▸ **Stated exercise**
Where the string "JSON" occurs in the material below, report the whole line.

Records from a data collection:
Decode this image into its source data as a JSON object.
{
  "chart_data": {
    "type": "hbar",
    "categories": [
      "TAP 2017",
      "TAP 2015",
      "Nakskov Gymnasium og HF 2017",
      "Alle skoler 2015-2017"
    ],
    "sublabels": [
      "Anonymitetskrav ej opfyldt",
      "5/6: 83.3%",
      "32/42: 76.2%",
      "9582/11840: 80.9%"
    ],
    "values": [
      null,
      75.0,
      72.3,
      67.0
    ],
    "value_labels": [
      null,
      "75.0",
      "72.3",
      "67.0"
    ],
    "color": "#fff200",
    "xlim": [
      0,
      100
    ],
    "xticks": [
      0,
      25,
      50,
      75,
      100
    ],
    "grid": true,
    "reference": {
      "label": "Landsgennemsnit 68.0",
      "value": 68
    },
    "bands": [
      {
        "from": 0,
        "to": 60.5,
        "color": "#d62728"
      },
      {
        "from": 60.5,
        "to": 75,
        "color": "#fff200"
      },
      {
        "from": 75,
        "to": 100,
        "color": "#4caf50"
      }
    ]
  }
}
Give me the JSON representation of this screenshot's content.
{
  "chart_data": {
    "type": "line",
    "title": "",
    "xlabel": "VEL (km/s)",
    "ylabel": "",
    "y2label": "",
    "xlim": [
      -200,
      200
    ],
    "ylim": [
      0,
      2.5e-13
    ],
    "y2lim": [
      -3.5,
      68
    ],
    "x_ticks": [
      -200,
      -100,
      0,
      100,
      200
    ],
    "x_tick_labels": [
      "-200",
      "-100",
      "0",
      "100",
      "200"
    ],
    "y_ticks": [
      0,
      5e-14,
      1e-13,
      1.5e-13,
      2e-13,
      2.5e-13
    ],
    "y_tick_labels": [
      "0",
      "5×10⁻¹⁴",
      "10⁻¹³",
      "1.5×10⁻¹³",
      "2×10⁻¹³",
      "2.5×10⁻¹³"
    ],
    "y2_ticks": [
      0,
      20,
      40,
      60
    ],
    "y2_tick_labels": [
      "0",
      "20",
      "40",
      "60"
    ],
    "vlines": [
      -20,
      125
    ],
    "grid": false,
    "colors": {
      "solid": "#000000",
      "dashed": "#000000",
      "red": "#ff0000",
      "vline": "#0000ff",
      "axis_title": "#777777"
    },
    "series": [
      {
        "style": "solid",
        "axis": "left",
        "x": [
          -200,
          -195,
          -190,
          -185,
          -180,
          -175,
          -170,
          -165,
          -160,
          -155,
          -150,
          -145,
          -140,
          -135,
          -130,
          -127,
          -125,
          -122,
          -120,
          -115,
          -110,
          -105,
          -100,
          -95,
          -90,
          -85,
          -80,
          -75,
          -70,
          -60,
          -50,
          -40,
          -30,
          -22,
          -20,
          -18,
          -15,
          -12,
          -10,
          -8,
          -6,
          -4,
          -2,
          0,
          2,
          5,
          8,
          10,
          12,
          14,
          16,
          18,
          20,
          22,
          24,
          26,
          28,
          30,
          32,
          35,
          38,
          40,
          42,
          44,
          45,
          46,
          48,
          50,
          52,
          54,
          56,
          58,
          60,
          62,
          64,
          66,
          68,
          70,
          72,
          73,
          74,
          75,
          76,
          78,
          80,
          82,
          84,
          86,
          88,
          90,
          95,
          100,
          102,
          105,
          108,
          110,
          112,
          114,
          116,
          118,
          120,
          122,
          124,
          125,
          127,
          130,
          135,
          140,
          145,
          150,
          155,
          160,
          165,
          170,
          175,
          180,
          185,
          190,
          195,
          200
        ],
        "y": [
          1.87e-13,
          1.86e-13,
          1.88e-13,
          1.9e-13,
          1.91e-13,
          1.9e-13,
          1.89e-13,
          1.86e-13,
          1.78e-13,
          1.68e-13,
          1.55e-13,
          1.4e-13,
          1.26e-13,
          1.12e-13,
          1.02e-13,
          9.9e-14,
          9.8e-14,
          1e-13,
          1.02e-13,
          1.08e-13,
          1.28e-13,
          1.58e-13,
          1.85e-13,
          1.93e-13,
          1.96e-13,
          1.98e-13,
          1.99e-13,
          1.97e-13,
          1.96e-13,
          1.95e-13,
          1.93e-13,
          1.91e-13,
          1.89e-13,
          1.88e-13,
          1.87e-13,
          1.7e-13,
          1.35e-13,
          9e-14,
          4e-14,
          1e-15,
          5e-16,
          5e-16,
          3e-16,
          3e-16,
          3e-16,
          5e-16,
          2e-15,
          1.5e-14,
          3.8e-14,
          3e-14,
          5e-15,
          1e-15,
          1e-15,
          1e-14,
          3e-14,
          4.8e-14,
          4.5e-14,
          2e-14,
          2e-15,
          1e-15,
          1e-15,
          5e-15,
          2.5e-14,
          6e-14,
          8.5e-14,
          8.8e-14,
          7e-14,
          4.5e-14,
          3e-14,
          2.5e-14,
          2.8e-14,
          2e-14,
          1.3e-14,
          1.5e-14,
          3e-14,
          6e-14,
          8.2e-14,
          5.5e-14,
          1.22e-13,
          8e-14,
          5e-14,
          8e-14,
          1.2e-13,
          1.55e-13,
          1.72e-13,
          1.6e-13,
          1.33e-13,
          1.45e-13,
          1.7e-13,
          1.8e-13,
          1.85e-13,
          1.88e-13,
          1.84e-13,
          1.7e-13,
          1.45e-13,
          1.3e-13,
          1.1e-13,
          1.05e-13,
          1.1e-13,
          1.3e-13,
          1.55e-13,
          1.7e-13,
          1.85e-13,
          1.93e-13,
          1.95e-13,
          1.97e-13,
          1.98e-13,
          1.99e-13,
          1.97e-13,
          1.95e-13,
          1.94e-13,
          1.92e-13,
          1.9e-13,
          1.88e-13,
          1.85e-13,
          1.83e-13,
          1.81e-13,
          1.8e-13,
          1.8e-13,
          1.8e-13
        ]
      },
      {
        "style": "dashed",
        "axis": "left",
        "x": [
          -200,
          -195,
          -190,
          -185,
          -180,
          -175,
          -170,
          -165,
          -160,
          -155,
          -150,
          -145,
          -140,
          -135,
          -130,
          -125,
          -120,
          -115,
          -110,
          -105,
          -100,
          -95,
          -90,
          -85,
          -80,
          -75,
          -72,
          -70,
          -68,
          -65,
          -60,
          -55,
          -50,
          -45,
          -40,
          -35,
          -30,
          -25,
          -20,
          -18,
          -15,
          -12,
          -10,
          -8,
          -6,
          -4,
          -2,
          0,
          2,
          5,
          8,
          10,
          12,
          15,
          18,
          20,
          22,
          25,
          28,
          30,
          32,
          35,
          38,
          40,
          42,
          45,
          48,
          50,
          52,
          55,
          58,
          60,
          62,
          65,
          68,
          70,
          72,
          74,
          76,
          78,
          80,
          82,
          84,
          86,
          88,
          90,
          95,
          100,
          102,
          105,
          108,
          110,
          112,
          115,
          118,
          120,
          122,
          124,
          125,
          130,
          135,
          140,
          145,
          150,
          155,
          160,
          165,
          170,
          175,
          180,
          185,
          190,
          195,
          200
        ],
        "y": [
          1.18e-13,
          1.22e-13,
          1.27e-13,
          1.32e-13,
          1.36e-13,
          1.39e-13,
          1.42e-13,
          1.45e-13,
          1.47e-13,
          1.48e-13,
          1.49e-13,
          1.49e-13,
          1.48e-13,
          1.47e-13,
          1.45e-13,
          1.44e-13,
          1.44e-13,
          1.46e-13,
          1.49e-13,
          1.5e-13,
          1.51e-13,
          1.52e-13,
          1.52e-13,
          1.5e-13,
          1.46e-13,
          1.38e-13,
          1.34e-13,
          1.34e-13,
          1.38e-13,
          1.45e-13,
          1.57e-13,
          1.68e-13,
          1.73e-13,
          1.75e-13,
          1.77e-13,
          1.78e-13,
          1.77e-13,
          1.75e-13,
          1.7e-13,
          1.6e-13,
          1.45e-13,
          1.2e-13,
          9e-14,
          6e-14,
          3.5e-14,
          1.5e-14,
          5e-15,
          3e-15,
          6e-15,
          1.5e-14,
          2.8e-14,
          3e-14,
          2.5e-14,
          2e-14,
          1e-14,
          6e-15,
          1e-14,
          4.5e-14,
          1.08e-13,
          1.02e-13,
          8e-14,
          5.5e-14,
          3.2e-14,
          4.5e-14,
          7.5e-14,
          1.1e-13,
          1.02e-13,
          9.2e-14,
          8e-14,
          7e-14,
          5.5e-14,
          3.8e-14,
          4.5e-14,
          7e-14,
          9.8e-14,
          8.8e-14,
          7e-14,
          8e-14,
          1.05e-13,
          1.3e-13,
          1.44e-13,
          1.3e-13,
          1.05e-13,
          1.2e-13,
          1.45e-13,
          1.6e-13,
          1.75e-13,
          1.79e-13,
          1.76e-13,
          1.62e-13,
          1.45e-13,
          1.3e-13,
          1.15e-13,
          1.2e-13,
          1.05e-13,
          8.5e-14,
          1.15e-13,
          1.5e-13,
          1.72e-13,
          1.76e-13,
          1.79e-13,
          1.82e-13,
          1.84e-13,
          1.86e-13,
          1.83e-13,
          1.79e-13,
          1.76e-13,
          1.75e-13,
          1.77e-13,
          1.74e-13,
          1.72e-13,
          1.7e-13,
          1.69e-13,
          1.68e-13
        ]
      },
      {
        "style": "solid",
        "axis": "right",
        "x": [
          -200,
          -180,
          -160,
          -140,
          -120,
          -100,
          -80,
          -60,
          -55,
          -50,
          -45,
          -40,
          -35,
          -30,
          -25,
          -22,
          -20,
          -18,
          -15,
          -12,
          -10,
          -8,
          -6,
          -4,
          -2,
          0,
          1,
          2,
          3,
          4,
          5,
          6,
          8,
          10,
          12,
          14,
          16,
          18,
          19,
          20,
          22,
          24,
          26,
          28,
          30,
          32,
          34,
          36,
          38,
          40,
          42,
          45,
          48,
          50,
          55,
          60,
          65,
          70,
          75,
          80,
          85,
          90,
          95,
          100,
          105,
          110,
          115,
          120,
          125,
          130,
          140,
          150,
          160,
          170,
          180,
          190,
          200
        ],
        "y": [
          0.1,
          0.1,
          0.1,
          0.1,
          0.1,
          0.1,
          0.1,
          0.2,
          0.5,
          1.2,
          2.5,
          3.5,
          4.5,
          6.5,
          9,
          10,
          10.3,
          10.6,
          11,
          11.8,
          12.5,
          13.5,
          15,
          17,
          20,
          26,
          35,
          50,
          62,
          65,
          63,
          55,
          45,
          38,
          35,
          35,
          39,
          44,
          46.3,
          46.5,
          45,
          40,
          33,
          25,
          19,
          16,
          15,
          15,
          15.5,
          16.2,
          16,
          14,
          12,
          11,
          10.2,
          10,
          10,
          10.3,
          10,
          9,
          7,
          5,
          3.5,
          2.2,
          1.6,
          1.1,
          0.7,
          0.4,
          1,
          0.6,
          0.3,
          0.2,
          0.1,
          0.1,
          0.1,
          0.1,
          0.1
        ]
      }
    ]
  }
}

▸ **Worked answer**
Decode this image into its source data as a JSON object.
Give me the JSON representation of this screenshot's content.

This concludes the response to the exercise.